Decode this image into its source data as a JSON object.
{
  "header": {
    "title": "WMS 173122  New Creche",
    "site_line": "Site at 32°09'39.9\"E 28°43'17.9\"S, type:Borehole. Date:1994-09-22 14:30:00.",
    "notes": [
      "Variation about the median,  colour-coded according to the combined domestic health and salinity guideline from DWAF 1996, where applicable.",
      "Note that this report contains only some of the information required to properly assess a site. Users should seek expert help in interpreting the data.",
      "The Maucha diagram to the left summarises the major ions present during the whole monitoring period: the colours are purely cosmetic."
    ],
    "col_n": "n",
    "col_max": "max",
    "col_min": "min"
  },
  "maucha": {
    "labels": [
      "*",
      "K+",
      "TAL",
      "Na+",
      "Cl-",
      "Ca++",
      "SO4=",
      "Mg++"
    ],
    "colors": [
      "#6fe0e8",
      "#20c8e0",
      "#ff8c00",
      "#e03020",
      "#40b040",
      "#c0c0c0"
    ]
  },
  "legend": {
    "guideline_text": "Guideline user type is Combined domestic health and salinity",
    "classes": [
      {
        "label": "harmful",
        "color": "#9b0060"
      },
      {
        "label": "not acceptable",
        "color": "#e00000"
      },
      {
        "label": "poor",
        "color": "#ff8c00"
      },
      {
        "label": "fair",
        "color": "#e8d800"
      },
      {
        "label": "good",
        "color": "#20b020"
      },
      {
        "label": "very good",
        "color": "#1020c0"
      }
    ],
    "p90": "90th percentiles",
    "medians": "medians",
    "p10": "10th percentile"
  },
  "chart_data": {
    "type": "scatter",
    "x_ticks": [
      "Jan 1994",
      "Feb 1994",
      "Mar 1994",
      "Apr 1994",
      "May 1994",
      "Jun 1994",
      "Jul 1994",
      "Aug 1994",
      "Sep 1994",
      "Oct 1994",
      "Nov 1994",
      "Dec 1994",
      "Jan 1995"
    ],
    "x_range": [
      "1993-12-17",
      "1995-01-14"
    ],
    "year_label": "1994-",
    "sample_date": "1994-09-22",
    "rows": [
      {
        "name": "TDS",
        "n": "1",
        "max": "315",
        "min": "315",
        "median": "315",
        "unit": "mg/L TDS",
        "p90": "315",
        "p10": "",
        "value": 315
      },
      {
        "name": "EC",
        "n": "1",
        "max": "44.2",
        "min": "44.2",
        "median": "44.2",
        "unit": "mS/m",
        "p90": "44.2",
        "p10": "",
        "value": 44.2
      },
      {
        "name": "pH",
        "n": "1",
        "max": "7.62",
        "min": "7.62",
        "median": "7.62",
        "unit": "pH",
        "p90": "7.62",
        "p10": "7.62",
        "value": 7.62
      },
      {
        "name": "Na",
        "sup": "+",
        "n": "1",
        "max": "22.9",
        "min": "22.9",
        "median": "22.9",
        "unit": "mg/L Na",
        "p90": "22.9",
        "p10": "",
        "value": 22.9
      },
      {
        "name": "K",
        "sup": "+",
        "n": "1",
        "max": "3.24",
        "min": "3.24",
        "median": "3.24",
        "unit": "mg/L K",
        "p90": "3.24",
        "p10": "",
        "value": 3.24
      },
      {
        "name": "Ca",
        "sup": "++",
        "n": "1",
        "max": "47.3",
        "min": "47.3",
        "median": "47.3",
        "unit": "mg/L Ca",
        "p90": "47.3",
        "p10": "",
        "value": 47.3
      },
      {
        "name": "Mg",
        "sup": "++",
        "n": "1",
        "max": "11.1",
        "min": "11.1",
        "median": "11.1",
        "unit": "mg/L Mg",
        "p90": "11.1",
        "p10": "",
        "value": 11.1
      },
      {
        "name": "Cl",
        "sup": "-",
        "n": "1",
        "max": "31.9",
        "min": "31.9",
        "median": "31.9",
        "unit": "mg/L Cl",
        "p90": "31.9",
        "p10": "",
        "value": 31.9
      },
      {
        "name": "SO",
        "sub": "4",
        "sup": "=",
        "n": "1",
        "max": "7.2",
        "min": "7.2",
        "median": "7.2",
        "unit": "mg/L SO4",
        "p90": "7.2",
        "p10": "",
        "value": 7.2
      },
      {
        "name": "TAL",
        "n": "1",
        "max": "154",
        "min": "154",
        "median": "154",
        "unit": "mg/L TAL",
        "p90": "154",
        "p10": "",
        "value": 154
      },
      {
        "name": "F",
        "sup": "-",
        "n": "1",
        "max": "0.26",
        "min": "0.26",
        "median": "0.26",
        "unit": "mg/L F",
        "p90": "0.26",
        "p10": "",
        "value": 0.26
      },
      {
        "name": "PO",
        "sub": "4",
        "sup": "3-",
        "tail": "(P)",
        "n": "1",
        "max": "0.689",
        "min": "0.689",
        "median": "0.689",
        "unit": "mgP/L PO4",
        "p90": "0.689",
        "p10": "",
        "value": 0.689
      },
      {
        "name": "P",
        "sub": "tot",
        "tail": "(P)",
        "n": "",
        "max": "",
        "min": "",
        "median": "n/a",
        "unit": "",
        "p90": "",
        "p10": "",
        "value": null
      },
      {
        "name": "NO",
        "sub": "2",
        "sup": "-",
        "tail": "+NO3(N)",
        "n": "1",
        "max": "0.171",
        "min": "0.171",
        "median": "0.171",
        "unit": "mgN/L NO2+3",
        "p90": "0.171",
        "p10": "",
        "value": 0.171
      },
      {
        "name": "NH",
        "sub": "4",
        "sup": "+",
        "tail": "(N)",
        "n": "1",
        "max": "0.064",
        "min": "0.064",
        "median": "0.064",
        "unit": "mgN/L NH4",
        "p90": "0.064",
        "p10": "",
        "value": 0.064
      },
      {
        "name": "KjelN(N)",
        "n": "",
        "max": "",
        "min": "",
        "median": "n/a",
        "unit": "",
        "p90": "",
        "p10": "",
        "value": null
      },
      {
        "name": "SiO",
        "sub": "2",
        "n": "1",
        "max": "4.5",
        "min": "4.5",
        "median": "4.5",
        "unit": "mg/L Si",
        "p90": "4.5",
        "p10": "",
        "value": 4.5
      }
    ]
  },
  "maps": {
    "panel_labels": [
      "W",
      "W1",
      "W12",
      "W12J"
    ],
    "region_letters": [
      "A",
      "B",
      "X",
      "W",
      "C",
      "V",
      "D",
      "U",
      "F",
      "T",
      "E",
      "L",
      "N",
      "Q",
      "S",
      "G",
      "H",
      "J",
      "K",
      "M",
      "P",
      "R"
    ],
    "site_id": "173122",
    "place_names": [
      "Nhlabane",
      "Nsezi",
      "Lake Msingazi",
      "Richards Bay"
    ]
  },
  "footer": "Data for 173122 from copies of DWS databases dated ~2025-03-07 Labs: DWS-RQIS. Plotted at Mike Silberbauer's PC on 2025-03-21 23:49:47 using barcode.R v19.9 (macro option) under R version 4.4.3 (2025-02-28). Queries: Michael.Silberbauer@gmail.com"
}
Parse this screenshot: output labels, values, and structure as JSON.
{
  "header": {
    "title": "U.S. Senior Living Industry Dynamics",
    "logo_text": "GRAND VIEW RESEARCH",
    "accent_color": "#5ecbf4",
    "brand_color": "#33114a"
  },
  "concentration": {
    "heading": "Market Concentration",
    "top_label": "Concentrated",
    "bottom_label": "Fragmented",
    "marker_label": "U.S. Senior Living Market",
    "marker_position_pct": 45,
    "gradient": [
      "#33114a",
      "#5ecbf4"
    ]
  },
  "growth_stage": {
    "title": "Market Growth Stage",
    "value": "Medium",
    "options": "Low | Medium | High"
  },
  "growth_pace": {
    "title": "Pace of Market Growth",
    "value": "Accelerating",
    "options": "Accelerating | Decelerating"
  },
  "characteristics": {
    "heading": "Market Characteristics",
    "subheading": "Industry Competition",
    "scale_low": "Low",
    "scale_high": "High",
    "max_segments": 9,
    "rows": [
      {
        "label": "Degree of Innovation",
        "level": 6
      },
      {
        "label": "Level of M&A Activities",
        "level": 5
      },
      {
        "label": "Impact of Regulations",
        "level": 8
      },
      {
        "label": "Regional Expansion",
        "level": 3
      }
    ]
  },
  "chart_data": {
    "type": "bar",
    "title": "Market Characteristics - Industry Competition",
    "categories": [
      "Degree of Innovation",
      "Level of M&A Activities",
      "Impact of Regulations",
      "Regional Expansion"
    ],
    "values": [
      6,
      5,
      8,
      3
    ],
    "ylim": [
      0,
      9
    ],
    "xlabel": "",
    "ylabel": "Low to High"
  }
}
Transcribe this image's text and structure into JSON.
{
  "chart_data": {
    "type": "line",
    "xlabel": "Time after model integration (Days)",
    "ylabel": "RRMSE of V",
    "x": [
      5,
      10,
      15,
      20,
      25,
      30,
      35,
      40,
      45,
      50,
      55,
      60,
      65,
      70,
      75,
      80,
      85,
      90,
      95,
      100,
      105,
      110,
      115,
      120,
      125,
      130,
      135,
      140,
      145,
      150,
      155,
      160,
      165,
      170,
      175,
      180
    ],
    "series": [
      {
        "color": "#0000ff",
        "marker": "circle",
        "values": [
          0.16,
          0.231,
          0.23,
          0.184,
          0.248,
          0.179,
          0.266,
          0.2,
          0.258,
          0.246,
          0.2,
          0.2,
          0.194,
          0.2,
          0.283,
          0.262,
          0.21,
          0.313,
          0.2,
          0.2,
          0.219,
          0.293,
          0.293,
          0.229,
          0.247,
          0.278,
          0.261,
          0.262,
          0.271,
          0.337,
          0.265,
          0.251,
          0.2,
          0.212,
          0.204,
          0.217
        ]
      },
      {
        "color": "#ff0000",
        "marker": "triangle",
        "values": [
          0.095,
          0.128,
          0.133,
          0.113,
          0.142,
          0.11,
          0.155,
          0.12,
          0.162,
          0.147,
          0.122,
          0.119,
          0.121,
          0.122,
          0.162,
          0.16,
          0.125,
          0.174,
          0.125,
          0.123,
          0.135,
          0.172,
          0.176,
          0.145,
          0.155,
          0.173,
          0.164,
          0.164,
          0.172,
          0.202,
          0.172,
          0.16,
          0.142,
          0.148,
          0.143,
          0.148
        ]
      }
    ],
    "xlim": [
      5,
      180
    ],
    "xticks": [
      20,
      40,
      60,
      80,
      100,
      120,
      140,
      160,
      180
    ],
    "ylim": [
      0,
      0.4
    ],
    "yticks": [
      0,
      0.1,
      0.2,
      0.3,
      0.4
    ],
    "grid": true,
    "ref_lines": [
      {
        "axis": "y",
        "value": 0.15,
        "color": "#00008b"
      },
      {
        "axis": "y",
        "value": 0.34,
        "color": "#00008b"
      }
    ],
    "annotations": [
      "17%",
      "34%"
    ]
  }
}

####################

Pull out every line in the material above where "into" occurs.

Decode this image into its source data as a JSON object.
Transcribe this image's text and structure into JSON.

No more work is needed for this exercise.